DOCUMENT PASSAGE
────────────────

Robert Louis Thompson was born in Louisville, Kentucky, into a middle class family, the youngest of three children. He had two older sisters, Cecile and Phyllis. His mother was a school teacher, his father owned a start-up dry cleaning business.[4]
Shortly after he was born, the family moved to Elizabethtown, Kentucky, where his father worked for a dry-cleaning business, eventually opening his own business. Thompson's father discouraged him from associating with lower-income black families. As a result, both he and his two sisters grew up relatively socially isolated.[4]
His father, who had expanded his dry-cleaning business to a second location, died when his delivery truck he was driving crashed. Thompson, just 13, returned to Louisville to live with his younger sister, Cecile, and her husband, who exposed him to art and jazz.[5][6]
During Thompson's maturity, his mother instilled higher education unto him and soon, he briefly became a pre-med student at Boston University (1955–56), but soon dropped out and returned to the University of Louisville (1957–58), where he studied painting under German expressionist artist Ulfert Wilke, American surrealist painter Mary Spencer Nay,[7] and German painter and stained glass maker Charles Crodel, who was a visiting professor at the time.[8]
Thompson married Carol Plenda in December 1960.[9] She supported his talent and tried to work through several problems throughout their marriage, mostly Thompson's drug use.

────────────────

DATA SHOWN
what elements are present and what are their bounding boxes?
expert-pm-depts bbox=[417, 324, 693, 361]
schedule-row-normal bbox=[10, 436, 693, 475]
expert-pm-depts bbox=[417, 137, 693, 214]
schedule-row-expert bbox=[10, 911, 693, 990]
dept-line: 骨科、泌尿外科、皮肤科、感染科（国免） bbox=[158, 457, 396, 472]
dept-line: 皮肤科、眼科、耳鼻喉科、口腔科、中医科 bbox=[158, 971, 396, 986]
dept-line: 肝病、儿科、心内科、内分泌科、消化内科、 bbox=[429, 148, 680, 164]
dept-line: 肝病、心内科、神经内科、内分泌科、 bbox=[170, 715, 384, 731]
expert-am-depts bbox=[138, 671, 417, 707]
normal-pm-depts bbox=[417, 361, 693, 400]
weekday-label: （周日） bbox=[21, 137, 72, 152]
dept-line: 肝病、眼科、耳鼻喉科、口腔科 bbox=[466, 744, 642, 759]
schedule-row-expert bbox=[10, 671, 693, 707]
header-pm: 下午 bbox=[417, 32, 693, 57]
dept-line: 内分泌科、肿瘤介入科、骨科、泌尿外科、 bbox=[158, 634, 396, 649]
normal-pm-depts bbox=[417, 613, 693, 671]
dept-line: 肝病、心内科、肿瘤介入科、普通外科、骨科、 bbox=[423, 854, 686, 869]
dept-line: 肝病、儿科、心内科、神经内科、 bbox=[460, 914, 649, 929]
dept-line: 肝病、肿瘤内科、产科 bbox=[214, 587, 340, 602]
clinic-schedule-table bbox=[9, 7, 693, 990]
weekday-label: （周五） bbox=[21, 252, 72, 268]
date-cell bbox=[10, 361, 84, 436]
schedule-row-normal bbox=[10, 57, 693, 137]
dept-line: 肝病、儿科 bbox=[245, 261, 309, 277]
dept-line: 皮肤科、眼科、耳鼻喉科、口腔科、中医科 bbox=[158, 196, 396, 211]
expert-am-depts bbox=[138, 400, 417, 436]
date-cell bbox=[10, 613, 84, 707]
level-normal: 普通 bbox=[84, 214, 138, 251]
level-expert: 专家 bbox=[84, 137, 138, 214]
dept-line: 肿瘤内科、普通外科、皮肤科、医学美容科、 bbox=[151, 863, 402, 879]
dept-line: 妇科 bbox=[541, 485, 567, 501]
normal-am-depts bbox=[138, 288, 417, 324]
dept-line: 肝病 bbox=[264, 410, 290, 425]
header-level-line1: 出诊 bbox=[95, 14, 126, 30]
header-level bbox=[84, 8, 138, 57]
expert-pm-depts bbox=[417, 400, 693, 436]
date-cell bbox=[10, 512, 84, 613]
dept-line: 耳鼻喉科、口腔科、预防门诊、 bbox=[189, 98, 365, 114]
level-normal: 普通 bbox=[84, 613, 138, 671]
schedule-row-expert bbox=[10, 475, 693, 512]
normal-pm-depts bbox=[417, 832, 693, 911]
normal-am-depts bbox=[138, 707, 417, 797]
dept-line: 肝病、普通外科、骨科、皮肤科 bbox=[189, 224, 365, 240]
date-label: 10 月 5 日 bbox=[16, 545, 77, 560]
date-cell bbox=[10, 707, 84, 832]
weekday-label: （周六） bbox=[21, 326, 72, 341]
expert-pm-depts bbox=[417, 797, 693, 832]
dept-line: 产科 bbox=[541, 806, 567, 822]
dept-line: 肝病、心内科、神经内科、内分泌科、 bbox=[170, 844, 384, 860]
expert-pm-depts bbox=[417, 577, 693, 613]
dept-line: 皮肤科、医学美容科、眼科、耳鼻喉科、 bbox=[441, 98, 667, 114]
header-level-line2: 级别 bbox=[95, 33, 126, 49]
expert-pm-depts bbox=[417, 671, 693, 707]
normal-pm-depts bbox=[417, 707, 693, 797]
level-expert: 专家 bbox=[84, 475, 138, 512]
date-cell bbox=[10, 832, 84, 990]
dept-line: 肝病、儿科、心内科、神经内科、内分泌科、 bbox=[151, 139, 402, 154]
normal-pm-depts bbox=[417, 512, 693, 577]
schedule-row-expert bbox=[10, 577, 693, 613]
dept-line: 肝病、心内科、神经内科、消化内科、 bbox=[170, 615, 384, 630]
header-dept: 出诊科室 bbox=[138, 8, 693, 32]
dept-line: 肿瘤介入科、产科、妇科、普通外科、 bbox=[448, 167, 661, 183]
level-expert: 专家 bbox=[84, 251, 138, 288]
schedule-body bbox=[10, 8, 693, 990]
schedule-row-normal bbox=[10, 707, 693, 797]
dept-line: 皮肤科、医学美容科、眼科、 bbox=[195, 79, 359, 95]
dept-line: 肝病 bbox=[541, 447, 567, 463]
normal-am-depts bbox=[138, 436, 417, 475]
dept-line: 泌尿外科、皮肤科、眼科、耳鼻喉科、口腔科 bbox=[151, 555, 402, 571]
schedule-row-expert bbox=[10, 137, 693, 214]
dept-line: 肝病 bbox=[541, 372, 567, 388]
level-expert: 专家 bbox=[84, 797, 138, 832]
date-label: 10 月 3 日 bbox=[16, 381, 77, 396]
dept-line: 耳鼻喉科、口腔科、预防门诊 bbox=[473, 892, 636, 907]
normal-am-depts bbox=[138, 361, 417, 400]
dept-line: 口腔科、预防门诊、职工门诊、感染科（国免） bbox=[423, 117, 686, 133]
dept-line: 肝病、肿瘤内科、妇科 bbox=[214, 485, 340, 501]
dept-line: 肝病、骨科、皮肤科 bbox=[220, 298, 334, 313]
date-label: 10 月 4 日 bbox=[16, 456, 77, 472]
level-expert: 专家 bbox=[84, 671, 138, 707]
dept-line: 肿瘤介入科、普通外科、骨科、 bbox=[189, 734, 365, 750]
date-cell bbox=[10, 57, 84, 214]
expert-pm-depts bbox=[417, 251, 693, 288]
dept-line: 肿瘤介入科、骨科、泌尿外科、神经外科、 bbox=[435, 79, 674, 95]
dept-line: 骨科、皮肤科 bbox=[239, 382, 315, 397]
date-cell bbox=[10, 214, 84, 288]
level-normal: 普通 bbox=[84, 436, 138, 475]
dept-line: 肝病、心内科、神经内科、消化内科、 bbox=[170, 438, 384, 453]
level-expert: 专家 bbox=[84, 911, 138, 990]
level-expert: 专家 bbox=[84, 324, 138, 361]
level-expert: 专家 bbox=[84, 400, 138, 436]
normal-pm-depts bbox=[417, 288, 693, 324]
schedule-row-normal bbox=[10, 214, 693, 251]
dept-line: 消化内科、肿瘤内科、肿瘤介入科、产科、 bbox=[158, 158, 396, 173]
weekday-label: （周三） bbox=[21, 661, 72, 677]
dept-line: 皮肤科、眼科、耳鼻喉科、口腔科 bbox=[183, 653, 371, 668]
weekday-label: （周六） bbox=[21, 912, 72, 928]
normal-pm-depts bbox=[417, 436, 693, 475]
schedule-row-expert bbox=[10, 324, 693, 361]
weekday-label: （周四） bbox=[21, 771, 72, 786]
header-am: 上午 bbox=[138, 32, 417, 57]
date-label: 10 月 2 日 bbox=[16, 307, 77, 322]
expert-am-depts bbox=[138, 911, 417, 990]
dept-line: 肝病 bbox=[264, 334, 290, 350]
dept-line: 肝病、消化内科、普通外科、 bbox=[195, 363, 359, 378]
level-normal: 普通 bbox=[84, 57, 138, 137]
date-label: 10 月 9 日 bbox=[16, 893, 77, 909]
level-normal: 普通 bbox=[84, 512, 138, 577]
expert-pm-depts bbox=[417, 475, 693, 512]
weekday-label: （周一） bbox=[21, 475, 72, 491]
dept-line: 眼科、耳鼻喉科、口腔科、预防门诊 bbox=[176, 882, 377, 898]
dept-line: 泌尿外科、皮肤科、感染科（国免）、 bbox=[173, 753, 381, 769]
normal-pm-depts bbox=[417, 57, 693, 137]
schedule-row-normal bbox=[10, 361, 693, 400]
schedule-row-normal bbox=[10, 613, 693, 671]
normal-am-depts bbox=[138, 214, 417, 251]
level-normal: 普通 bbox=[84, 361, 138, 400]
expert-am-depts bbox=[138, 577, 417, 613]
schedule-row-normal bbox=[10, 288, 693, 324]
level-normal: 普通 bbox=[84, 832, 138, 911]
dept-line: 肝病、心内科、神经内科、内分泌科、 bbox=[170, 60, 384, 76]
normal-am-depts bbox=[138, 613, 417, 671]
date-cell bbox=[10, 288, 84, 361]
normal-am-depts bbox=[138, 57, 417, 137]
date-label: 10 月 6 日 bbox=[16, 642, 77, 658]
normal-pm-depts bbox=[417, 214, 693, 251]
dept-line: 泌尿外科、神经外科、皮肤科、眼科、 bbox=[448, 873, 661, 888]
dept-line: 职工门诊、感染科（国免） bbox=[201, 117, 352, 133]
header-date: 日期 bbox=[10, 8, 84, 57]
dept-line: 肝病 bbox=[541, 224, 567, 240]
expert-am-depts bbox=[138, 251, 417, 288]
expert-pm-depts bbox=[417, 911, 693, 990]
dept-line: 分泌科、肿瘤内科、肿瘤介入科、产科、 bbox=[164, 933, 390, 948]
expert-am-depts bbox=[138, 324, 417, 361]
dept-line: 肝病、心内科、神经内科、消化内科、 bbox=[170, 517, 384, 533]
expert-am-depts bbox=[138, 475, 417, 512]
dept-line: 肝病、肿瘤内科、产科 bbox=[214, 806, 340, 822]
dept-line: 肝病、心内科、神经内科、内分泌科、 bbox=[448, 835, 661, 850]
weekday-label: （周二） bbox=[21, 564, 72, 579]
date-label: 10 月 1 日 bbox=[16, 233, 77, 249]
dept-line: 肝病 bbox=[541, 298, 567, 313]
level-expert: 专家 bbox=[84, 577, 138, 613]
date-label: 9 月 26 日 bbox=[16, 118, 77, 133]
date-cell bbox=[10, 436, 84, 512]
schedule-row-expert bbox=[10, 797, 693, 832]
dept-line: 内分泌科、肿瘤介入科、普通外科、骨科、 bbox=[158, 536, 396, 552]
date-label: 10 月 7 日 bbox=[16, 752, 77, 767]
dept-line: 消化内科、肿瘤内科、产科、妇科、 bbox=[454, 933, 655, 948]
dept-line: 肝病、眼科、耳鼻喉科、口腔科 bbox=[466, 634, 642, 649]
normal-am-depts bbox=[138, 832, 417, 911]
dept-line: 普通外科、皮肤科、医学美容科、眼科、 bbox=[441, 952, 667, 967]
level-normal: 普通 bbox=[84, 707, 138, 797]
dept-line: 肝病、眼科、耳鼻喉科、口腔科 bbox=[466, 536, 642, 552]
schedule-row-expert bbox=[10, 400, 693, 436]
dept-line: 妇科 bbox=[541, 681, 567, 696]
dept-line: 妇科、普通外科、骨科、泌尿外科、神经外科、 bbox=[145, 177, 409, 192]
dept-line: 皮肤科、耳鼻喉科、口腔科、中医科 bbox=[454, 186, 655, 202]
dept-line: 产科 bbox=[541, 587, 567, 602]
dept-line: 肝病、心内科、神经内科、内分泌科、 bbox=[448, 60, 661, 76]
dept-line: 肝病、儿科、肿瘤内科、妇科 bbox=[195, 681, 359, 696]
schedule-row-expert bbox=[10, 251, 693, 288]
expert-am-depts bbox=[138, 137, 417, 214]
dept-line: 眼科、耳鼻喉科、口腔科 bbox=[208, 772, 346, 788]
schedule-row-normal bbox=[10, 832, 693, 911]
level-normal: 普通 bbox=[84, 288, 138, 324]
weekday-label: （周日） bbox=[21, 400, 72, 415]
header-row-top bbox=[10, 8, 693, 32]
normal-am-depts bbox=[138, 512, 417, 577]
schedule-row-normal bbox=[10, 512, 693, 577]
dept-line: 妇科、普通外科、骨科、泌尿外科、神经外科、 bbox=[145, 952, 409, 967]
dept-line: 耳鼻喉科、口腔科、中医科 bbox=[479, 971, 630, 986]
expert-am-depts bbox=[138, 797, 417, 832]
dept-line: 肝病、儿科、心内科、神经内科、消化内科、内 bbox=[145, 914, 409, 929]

────────────────

SET PROBLEM 1
Check each statement against the passage on Robert Louis Thompson's early life and marriage, and answer yes or no, quoting the words of the passage that settle it. (a) Thompson's mother worked as a school teacher. (b) Thompson spent several years as a pre-med student at Boston University. (c) Thompson married Carol Plenda in December 1960.
SET PROBLEM 2
Copy the lines of the listing, starting with its first line and ending with the line that contains "dept-line: 肝病、儿科、心内科、内分泌科、消化内科、 bbox=[429, 148, 680, 164]".

TASK ANSWER 1
(a) Yes: "His mother was a school teacher"
(b) No: "he briefly became a pre-med student at Boston University (1955–56), but soon dropped out"
(c) Yes: "Thompson married Carol Plenda in December 1960."

TASK ANSWER 2
what elements are present and what are their bounding boxes?
expert-pm-depts bbox=[417, 324, 693, 361]
schedule-row-normal bbox=[10, 436, 693, 475]
expert-pm-depts bbox=[417, 137, 693, 214]
schedule-row-expert bbox=[10, 911, 693, 990]
dept-line: 骨科、泌尿外科、皮肤科、感染科（国免） bbox=[158, 457, 396, 472]
dept-line: 皮肤科、眼科、耳鼻喉科、口腔科、中医科 bbox=[158, 971, 396, 986]
dept-line: 肝病、儿科、心内科、内分泌科、消化内科、 bbox=[429, 148, 680, 164]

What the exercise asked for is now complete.